WHAT YOU WILL DO >>
Copy out every record precisely.

EXERCISE INPUT >>
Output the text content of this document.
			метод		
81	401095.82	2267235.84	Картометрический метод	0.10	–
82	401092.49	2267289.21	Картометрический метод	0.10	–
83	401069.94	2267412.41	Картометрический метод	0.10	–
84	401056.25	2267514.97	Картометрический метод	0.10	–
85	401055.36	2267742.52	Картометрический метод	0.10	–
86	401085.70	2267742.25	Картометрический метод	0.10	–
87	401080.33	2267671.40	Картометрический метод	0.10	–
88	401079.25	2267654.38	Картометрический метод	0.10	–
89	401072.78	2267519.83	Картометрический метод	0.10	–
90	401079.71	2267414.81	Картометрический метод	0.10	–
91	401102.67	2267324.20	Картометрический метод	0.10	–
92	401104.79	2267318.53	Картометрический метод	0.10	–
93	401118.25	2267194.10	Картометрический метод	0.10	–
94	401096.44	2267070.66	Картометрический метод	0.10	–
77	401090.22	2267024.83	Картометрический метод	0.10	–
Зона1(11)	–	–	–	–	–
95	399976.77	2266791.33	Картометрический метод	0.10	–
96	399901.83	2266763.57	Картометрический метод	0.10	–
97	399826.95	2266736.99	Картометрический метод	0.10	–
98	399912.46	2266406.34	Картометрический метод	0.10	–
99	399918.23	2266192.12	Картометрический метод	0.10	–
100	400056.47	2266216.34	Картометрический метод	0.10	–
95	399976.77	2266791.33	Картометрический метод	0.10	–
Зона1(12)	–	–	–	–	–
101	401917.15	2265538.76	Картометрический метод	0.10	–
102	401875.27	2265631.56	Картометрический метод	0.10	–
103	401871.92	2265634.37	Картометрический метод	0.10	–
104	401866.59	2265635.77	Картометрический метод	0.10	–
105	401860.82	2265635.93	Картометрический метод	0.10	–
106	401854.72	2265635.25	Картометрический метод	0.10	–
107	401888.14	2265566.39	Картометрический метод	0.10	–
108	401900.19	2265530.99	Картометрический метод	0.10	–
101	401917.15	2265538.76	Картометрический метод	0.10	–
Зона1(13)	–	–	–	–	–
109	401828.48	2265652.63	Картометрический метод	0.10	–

WRITTEN ANSWER >>
Output the text content of this document.
			метод		
81	401095.82	2267235.84	Картометрический метод	0.10	–
82	401092.49	2267289.21	Картометрический метод	0.10	–
83	401069.94	2267412.41	Картометрический метод	0.10	–
84	401056.25	2267514.97	Картометрический метод	0.10	–
85	401055.36	2267742.52	Картометрический метод	0.10	–
86	401085.70	2267742.25	Картометрический метод	0.10	–
87	401080.33	2267671.40	Картометрический метод	0.10	–
88	401079.25	2267654.38	Картометрический метод	0.10	–
89	401072.78	2267519.83	Картометрический метод	0.10	–
90	401079.71	2267414.81	Картометрический метод	0.10	–
91	401102.67	2267324.20	Картометрический метод	0.10	–
92	401104.79	2267318.53	Картометрический метод	0.10	–
93	401118.25	2267194.10	Картометрический метод	0.10	–
94	401096.44	2267070.66	Картометрический метод	0.10	–
77	401090.22	2267024.83	Картометрический метод	0.10	–
Зона1(11)	–	–	–	–	–
95	399976.77	2266791.33	Картометрический метод	0.10	–
96	399901.83	2266763.57	Картометрический метод	0.10	–
97	399826.95	2266736.99	Картометрический метод	0.10	–
98	399912.46	2266406.34	Картометрический метод	0.10	–
99	399918.23	2266192.12	Картометрический метод	0.10	–
100	400056.47	2266216.34	Картометрический метод	0.10	–
95	399976.77	2266791.33	Картометрический метод	0.10	–
Зона1(12)	–	–	–	–	–
101	401917.15	2265538.76	Картометрический метод	0.10	–
102	401875.27	2265631.56	Картометрический метод	0.10	–
103	401871.92	2265634.37	Картометрический метод	0.10	–
104	401866.59	2265635.77	Картометрический метод	0.10	–
105	401860.82	2265635.93	Картометрический метод	0.10	–
106	401854.72	2265635.25	Картометрический метод	0.10	–
107	401888.14	2265566.39	Картометрический метод	0.10	–
108	401900.19	2265530.99	Картометрический метод	0.10	–
101	401917.15	2265538.76	Картометрический метод	0.10	–
Зона1(13)	–	–	–	–	–
109	401828.48	2265652.63	Картометрический метод	0.10	–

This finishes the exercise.